══ Given passage

As of https://git.beaker-project.org/cgit/beaker/commit/?id=fa50dca70e604118c25158eeba7abc8ee5084690 we no longer issue this problematic COUNT() query. However the corresponding SELECT query itself, that is: SELECT job.id AS job_id FROM job WHERE job.dirty_version != job.clean_version came up in bug 1097861 as something which might be worth optimizing: https://bugzilla.redhat.com/show_bug.cgi?id=1097861#c36 Here is a patch to switch to the "naive" dirty flag approach: https://gerrit.beaker-project.org/6121 as described in: https://bugzilla.redhat.com/show_bug.cgi?id=1097861#c41 although it is not at all clear to me right now whether this change will make things better or worse overall. It might be worth seeking more data before deciding to merge that patch.
(In reply to Dan Callaghan from comment #1) > although it is not at all clear to me right now whether this change will > make things better or worse overall. It might be worth seeking more data > before deciding to merge that patch. We don't have any real data proving this approach will be better or worse, and I cannot come up with any ideas how to get it. We don't have any kind of realistic load testing mechanism that would allow us to reproduce production-like load in a production-like environment to compare the behaviour of the two schema design choices. But knowing that: * the current version does occasionally hit the lock wait issues * the proposed version is a simpler schema, without index pollution * the corresponding SELECT query is also simpler, and the EXPLAIN looks nicer ... I think we should assume it *probably* won't be any worse. And thus we should roll it out. If it turns out we are wrong, well... we can always go back to the previous approach by reverting this patch.
Beaker 26.0 has been released.

════
══ Data

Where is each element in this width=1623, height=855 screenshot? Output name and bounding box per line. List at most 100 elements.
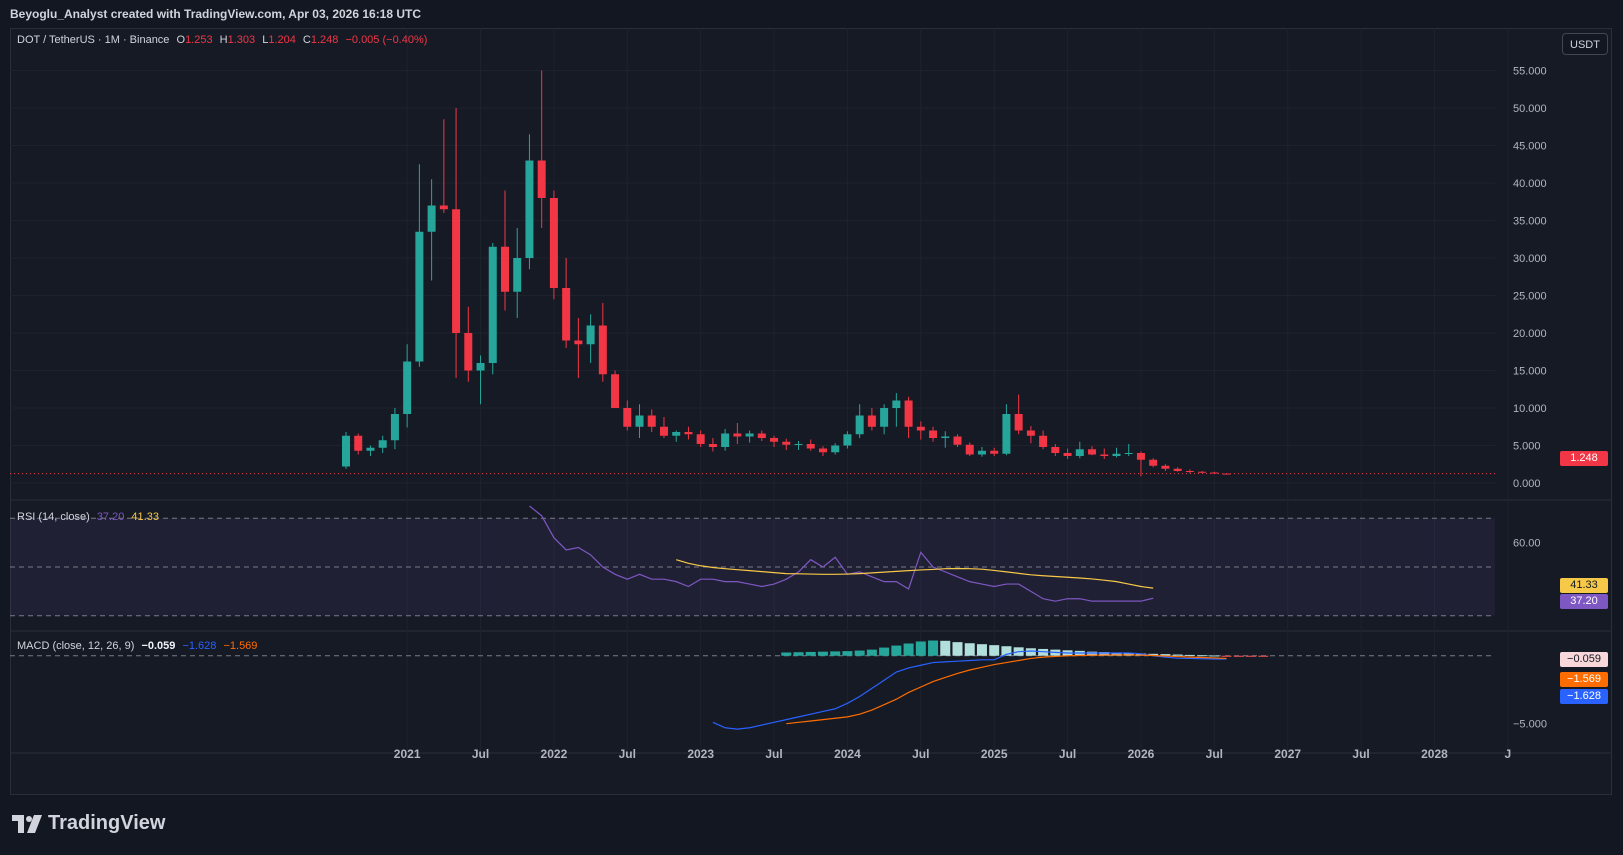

════

Quote the Beaker dirty-flag discussion in full, word for word. The material comes from a separate source.

As of https://git.beaker-project.org/cgit/beaker/commit/?id=fa50dca70e604118c25158eeba7abc8ee5084690 we no longer issue this problematic COUNT() query. However the corresponding SELECT query itself, that is: SELECT job.id AS job_id FROM job WHERE job.dirty_version != job.clean_version came up in bug 1097861 as something which might be worth optimizing: https://bugzilla.redhat.com/show_bug.cgi?id=1097861#c36 Here is a patch to switch to the "naive" dirty flag approach: https://gerrit.beaker-project.org/6121 as described in: https://bugzilla.redhat.com/show_bug.cgi?id=1097861#c41 although it is not at all clear to me right now whether this change will make things better or worse overall. It might be worth seeking more data before deciding to merge that patch.
(In reply to Dan Callaghan from comment #1) > although it is not at all clear to me right now whether this change will > make things better or worse overall. It might be worth seeking more data > before deciding to merge that patch. We don't have any real data proving this approach will be better or worse, and I cannot come up with any ideas how to get it. We don't have any kind of realistic load testing mechanism that would allow us to reproduce production-like load in a production-like environment to compare the behaviour of the two schema design choices. But knowing that: * the current version does occasionally hit the lock wait issues * the proposed version is a simpler schema, without index pollution * the corresponding SELECT query is also simpler, and the EXPLAIN looks nicer ... I think we should assume it *probably* won't be any worse. And thus we should roll it out. If it turns out we are wrong, well... we can always go back to the previous approach by reverting this patch.
Beaker 26.0 has been released.